TASK REQUIREMENTS:
Single out each line with the word "vztah" and copy it.

- - -

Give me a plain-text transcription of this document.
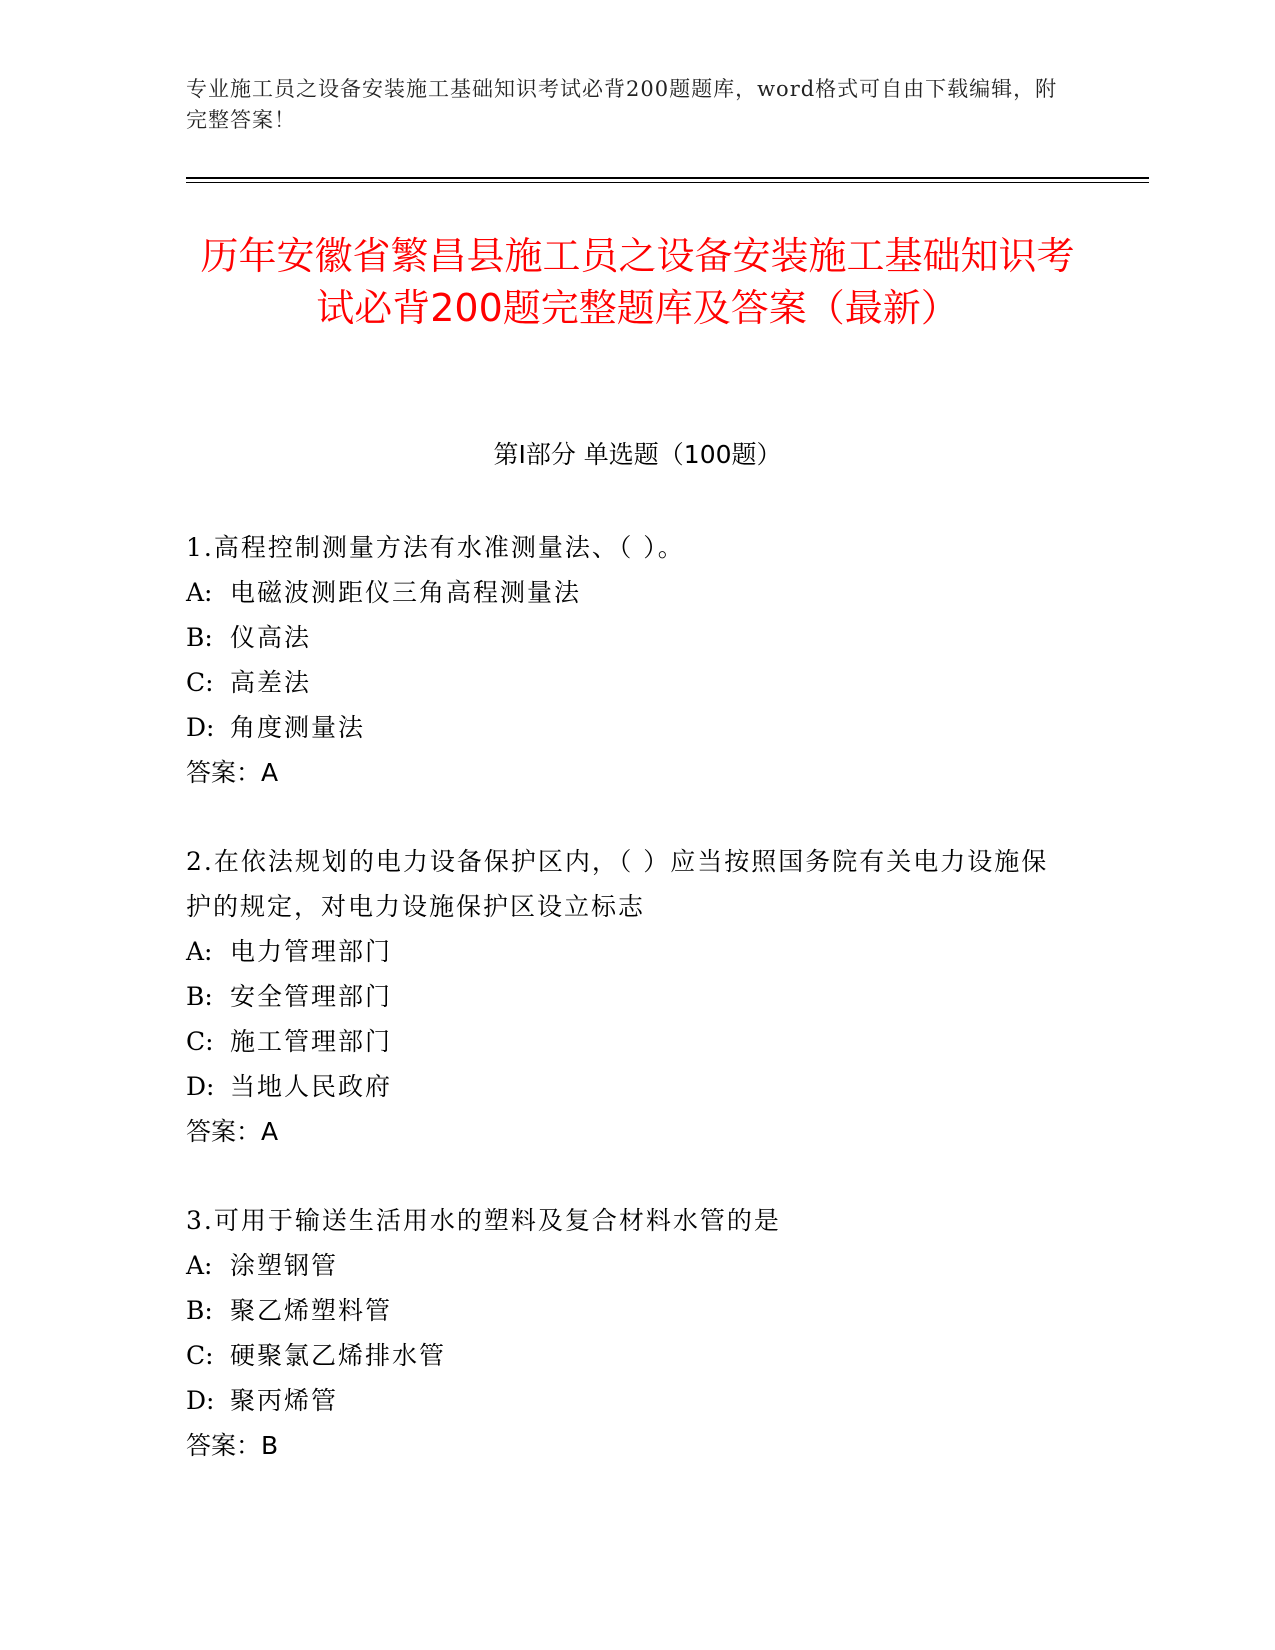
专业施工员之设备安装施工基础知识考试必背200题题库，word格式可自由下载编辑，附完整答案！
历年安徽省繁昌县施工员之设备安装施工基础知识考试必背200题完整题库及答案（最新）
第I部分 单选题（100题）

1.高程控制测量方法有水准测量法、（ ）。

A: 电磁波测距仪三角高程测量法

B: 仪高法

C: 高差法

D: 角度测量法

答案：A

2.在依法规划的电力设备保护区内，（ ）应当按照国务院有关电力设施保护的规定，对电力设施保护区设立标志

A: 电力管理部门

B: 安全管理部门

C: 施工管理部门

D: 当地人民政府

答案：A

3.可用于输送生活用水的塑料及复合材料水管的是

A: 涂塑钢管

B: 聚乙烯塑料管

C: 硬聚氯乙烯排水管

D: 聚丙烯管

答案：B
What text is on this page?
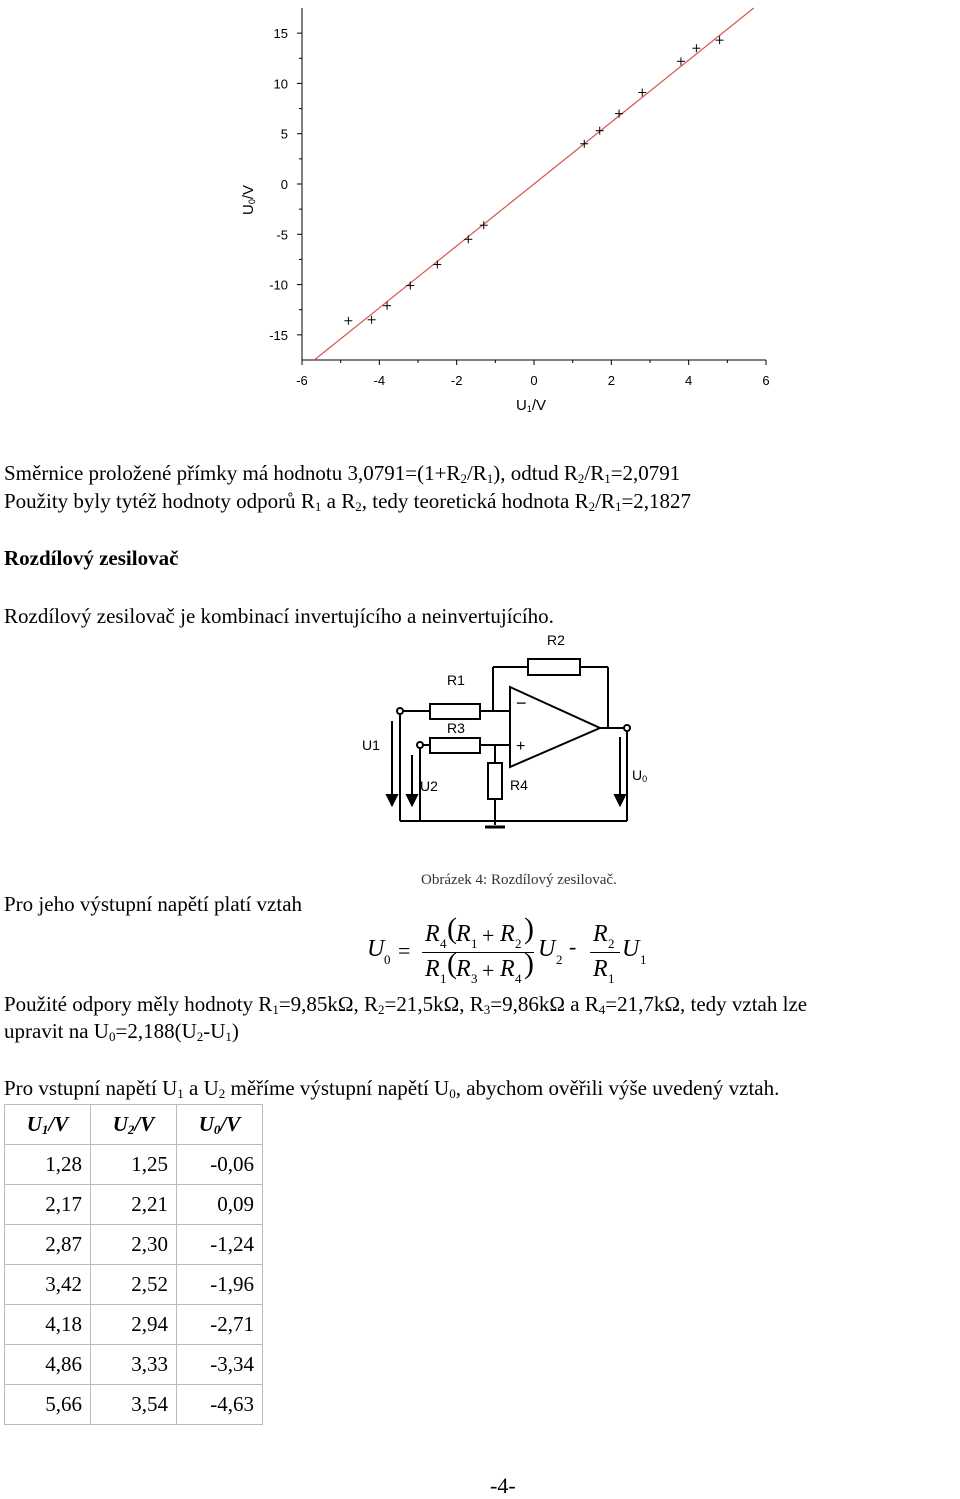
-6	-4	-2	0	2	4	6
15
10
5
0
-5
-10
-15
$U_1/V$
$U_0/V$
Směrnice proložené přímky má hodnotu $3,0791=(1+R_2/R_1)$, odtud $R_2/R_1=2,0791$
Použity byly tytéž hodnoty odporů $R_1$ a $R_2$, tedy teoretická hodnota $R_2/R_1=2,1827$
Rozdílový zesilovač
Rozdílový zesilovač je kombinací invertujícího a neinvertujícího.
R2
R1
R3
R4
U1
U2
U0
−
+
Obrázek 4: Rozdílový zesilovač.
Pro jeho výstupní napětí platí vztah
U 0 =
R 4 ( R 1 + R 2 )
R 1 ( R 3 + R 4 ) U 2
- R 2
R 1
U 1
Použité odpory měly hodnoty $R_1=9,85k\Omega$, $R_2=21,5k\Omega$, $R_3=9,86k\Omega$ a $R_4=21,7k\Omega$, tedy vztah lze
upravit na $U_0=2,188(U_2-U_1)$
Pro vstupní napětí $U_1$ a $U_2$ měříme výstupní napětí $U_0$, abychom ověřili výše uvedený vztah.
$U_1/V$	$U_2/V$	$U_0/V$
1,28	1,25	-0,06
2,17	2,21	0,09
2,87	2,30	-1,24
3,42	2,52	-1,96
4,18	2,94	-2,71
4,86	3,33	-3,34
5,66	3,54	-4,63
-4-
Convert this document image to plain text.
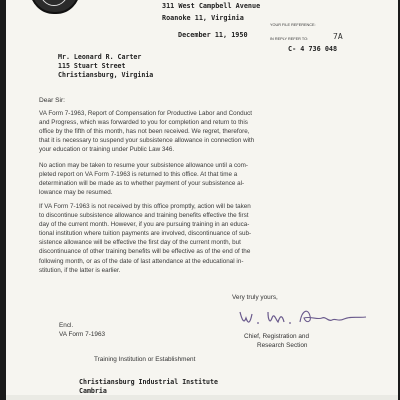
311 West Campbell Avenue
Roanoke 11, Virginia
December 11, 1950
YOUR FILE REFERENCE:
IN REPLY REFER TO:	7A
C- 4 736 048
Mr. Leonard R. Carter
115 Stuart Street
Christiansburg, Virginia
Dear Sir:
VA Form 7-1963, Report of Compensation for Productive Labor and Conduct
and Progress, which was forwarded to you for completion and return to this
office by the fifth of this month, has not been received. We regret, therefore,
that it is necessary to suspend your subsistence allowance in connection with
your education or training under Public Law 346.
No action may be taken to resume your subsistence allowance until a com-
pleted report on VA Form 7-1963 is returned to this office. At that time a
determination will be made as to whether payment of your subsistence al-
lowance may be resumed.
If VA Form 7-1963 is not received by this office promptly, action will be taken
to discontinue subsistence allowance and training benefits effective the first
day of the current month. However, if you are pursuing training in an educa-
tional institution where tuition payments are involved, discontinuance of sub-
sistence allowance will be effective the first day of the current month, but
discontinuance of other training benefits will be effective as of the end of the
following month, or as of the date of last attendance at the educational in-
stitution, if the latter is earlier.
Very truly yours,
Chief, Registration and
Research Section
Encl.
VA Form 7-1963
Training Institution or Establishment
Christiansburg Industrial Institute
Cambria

- - -

RESPONSE TO THIS TASK:
Pro jeho výstupní napětí platí vztah
Použité odpory měly hodnoty $R_1=9,85k\Omega$, $R_2=21,5k\Omega$, $R_3=9,86k\Omega$ a $R_4=21,7k\Omega$, tedy vztah lze
Pro vstupní napětí $U_1$ a $U_2$ měříme výstupní napětí $U_0$, abychom ověřili výše uvedený vztah.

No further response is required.